= 提示された文章 =

- - - - -

Jshiike 3年以上前 edited | ▲upvoteする | link

Search Engine Landで紹介されている、GrouponのGene McKennaの実験結果も興味深いです。直トラフィックの60%が実はオーガニックサーチ経由だったという話。

検証方法

  • 6時間Googleのインデックスから外して、ルート別のトラフィックの変化を確認。
  • トップページなどの主要ページはそもそも直のトラフィックが多いので、差分を検証しやすいように、長めのURL(例えば、www.groupon.com/local/san-francisco/restaurants)をブラウザごとに時間単位で分析。
  • 同じURLの前週の同じ曜日の同じ時間帯に取得したデータと比較。
  • Grouponの長めのURLをユーザが直打ちする可能性は低いし、短期間で無効になる仕組みなのでブックマーク経由の可能性もほぼない。

結果

  • このグラフによると
    • オーガニックサーチ経由がほぼゼロになるのは自然だが、直トラフィックも60%下落している。
    • デスクトップFirefox/Chrome/Safariで直トラフィックされているものの10%-20%はオーガニックサーチ。
    • IEにおける直トラフィックの75%はオーガニックサーチ
  • モバイルだけに絞れば50%の下落
  • ちなみに、主要ページであるディールページだと直トラフィックの下落はほとんどない。トラックできなくて直トラフィックに分類される、ソーシャルネットワーク/個人メール経由などが多いと推測される。

- - - - -

= 検討用データ =
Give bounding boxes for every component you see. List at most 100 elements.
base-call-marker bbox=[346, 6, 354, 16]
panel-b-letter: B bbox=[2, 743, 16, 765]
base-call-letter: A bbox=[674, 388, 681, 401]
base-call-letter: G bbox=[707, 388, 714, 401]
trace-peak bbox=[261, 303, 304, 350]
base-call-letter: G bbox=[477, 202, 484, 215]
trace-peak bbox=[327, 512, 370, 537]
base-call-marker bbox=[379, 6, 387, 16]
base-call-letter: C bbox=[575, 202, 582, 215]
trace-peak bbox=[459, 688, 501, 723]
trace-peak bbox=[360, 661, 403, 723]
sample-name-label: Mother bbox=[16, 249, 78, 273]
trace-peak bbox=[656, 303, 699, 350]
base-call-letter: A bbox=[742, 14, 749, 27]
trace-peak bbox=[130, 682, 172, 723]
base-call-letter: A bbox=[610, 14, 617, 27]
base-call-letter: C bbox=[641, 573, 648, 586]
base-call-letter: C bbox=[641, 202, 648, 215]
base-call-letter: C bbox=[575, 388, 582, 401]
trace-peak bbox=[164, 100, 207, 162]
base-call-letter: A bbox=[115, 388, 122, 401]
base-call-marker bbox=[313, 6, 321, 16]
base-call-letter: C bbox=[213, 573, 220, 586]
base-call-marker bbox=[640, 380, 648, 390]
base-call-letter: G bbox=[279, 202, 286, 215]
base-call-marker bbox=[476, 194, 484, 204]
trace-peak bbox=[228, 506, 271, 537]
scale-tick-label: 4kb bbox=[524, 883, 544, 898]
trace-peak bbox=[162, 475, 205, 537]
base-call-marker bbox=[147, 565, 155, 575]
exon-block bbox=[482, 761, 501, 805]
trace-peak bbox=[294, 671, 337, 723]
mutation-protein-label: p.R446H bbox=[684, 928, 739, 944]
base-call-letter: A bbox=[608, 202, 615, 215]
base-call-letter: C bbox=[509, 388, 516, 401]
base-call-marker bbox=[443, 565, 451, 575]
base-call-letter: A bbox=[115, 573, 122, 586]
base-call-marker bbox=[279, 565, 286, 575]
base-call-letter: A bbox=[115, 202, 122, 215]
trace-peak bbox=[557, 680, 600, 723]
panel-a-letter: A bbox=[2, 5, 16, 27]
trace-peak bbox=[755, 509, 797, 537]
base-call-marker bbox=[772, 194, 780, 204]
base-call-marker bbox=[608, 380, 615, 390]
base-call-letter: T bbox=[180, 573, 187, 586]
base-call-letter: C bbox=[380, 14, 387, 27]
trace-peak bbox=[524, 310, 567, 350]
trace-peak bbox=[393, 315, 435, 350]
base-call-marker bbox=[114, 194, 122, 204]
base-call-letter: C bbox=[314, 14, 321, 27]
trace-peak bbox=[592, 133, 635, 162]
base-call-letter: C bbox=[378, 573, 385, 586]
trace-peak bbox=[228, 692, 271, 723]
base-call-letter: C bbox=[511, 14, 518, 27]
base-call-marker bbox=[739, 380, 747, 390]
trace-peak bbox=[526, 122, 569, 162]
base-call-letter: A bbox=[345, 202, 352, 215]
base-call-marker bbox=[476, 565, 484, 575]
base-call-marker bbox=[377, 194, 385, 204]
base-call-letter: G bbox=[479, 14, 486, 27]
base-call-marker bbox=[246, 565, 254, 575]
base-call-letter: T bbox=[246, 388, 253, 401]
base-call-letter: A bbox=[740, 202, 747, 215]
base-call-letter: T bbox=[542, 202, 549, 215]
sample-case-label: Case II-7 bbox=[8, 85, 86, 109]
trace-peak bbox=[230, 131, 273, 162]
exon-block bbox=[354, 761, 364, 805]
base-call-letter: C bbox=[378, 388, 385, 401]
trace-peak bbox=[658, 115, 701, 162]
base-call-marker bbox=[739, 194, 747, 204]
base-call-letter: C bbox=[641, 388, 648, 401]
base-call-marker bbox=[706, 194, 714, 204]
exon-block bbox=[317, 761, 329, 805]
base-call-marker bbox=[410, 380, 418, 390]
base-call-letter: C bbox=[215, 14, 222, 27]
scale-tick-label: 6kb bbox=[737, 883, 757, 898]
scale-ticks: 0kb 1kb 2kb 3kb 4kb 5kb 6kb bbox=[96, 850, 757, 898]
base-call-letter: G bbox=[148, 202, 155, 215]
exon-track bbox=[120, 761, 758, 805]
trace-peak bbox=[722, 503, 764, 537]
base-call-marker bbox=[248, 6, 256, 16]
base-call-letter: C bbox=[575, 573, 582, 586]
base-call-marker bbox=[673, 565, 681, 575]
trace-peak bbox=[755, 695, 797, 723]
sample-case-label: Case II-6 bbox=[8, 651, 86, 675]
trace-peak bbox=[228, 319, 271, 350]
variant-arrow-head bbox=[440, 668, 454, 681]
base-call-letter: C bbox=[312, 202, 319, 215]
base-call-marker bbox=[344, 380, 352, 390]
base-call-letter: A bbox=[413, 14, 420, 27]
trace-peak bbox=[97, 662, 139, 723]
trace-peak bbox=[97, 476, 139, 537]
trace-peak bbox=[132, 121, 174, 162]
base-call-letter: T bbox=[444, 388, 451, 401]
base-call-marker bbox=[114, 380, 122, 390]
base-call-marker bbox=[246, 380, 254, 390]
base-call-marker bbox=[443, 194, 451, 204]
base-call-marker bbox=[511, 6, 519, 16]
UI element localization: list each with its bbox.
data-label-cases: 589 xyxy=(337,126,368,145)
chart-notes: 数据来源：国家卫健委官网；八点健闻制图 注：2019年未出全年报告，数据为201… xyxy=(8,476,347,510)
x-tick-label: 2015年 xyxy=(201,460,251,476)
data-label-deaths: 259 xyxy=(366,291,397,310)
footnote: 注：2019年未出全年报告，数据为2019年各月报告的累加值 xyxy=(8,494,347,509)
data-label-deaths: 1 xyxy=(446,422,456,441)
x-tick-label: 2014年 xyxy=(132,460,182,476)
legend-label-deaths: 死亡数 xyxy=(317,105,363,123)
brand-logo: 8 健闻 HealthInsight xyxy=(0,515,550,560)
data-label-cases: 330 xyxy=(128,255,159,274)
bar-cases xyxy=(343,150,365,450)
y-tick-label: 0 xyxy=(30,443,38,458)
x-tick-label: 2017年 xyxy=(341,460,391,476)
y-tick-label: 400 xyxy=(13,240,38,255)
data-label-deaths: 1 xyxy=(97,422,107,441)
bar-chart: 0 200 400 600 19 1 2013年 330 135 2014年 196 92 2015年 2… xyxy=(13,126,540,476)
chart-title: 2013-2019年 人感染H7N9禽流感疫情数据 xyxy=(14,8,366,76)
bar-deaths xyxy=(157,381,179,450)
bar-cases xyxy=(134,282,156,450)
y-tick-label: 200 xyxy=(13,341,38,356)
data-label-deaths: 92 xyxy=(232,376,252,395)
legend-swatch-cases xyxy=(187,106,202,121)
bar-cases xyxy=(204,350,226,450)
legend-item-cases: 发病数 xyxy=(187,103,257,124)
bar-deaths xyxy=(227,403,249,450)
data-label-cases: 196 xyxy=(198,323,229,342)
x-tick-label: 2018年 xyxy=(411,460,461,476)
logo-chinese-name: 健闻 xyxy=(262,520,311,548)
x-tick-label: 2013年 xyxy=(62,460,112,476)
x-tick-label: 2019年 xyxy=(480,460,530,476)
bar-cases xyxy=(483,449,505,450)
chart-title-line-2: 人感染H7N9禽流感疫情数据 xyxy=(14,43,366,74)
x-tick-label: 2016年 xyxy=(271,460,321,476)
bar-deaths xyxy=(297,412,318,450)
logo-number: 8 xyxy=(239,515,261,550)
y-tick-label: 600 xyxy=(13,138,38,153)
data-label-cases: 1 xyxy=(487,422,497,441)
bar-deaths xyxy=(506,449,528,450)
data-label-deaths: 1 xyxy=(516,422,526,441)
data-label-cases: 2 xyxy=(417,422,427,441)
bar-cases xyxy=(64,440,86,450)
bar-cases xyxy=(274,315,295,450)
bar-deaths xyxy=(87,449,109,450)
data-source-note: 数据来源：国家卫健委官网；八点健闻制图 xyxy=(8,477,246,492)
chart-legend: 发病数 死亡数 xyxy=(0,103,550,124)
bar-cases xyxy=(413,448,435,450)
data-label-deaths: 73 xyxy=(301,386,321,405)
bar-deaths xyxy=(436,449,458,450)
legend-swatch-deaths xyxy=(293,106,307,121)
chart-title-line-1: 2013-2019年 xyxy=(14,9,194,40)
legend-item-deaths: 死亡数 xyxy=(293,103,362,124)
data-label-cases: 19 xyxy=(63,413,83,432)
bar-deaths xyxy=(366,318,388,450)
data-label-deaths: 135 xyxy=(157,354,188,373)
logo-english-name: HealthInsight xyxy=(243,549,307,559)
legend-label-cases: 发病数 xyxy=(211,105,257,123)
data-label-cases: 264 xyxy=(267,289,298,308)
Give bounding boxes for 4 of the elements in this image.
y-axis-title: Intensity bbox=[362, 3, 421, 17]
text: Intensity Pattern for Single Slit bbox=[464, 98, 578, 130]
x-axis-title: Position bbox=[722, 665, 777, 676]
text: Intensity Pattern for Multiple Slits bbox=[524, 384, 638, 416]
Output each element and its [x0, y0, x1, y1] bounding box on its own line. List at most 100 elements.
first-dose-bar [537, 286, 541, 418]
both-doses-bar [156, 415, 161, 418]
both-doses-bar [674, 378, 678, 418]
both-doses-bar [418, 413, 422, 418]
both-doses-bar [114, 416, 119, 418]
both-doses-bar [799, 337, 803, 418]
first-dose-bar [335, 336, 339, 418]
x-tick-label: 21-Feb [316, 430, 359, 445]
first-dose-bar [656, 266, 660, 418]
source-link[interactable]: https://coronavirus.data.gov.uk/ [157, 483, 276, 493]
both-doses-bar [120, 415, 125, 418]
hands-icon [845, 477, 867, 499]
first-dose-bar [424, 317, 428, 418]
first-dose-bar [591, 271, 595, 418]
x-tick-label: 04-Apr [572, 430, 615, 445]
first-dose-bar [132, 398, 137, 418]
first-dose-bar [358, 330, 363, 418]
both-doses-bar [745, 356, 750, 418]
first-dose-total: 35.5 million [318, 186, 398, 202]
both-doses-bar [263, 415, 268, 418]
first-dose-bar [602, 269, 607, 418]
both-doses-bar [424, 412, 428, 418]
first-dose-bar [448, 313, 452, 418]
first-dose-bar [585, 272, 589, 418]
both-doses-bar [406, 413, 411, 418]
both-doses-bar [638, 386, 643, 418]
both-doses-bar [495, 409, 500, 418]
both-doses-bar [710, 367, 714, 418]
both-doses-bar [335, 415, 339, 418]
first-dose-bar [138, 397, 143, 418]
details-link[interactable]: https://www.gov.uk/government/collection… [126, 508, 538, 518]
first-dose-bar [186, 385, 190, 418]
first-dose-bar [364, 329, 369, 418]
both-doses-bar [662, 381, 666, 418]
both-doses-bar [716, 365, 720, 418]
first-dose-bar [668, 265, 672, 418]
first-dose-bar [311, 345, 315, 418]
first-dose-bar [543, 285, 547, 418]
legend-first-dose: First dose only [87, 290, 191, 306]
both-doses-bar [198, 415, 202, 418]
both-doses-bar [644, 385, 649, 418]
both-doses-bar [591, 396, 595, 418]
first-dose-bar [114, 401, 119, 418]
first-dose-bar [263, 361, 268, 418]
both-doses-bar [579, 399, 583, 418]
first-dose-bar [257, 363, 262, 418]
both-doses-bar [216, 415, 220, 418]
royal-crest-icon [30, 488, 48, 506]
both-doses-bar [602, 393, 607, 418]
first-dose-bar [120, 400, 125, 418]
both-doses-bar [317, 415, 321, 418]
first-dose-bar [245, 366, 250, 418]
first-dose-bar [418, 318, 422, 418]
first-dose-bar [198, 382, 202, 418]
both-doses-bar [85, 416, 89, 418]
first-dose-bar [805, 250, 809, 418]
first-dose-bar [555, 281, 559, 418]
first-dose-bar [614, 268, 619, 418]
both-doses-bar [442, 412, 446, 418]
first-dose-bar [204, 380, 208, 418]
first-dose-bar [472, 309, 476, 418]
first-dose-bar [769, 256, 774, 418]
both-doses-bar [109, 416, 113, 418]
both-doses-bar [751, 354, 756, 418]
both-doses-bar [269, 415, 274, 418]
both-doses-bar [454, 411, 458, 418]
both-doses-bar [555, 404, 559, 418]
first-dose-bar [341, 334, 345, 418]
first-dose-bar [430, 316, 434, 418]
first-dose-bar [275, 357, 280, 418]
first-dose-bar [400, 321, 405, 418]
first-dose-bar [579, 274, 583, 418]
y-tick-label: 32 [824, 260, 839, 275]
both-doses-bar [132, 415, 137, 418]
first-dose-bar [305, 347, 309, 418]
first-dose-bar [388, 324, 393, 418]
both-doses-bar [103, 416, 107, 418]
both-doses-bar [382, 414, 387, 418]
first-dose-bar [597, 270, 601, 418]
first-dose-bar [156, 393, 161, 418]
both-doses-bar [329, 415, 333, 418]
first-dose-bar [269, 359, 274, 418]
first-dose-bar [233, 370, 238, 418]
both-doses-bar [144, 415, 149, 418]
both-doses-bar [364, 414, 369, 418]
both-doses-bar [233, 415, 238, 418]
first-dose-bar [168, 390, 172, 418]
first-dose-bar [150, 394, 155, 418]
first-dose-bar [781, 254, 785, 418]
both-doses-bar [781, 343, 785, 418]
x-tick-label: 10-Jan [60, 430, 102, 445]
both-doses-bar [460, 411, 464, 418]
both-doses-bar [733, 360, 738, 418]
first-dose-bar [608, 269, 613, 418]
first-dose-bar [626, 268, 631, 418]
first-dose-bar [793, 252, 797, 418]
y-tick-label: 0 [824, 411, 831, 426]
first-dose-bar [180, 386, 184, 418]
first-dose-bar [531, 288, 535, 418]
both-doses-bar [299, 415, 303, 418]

- - - - -

= 取り組む課題 =
a: Grouponの実験についての文章で名前が挙がっているWebブラウザを、すべて書き出してください。
b: Grouponの実験についての文章によると、検証ではGoogleのインデックスから何時間外しましたか。

= 課題の解答 =
a: Firefox、Chrome、Safari、IE

b: 6時間です。